(WRITTEN EXERCISE): Count lines holding the string "Pradesh" in the data that follows. Reply with one number only.

# Start of THE DATA

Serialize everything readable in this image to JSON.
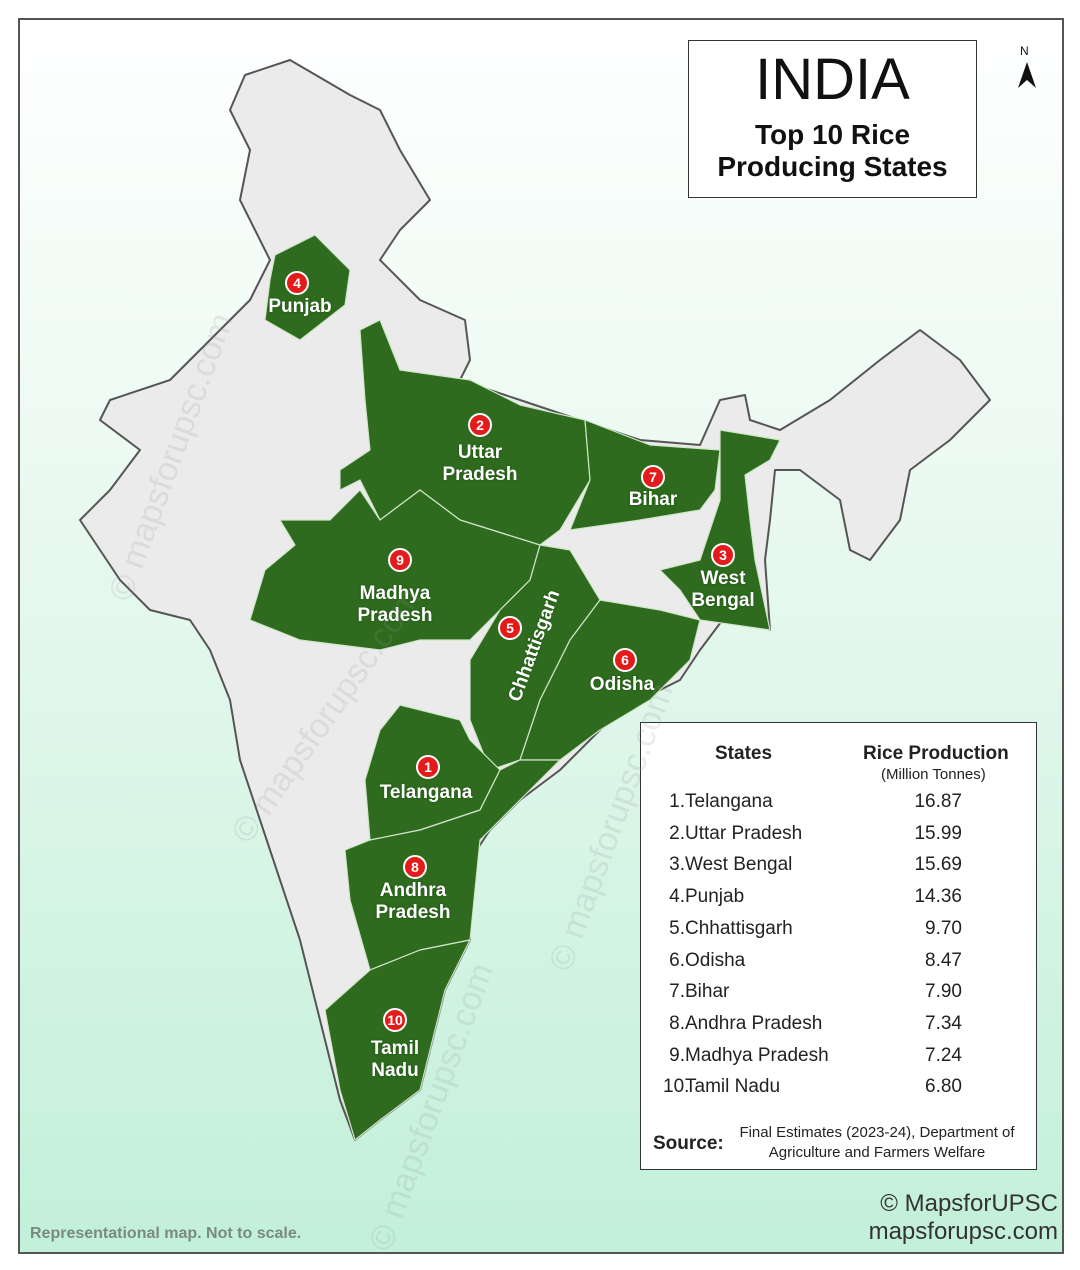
{
  "title": "INDIA",
  "subtitle": "Top 10 Rice Producing States",
  "north": "N",
  "map_labels": [
    {
      "rank": "1",
      "name": "Telangana"
    },
    {
      "rank": "2",
      "name": "Uttar Pradesh"
    },
    {
      "rank": "3",
      "name": "West Bengal"
    },
    {
      "rank": "4",
      "name": "Punjab"
    },
    {
      "rank": "5",
      "name": "Chhattisgarh"
    },
    {
      "rank": "6",
      "name": "Odisha"
    },
    {
      "rank": "7",
      "name": "Bihar"
    },
    {
      "rank": "8",
      "name": "Andhra Pradesh"
    },
    {
      "rank": "9",
      "name": "Madhya Pradesh"
    },
    {
      "rank": "10",
      "name": "Tamil Nadu"
    }
  ],
  "table": {
    "headers": [
      "States",
      "Rice Production"
    ],
    "unit": "(Million Tonnes)",
    "rows": [
      [
        "1.",
        "Telangana",
        "16.87"
      ],
      [
        "2.",
        "Uttar Pradesh",
        "15.99"
      ],
      [
        "3.",
        "West Bengal",
        "15.69"
      ],
      [
        "4.",
        "Punjab",
        "14.36"
      ],
      [
        "5.",
        "Chhattisgarh",
        "9.70"
      ],
      [
        "6.",
        "Odisha",
        "8.47"
      ],
      [
        "7.",
        "Bihar",
        "7.90"
      ],
      [
        "8.",
        "Andhra Pradesh",
        "7.34"
      ],
      [
        "9.",
        "Madhya Pradesh",
        "7.24"
      ],
      [
        "10.",
        "Tamil Nadu",
        "6.80"
      ]
    ],
    "source_label": "Source:",
    "source_text": "Final Estimates (2023-24), Department of Agriculture and Farmers Welfare"
  },
  "copyright": "© MapsforUPSC",
  "website": "mapsforupsc.com",
  "note": "Representational map. Not to scale.",
  "watermark": "© mapsforupsc.com"
}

# End of THE DATA

(PROBLEM SOLUTION): 6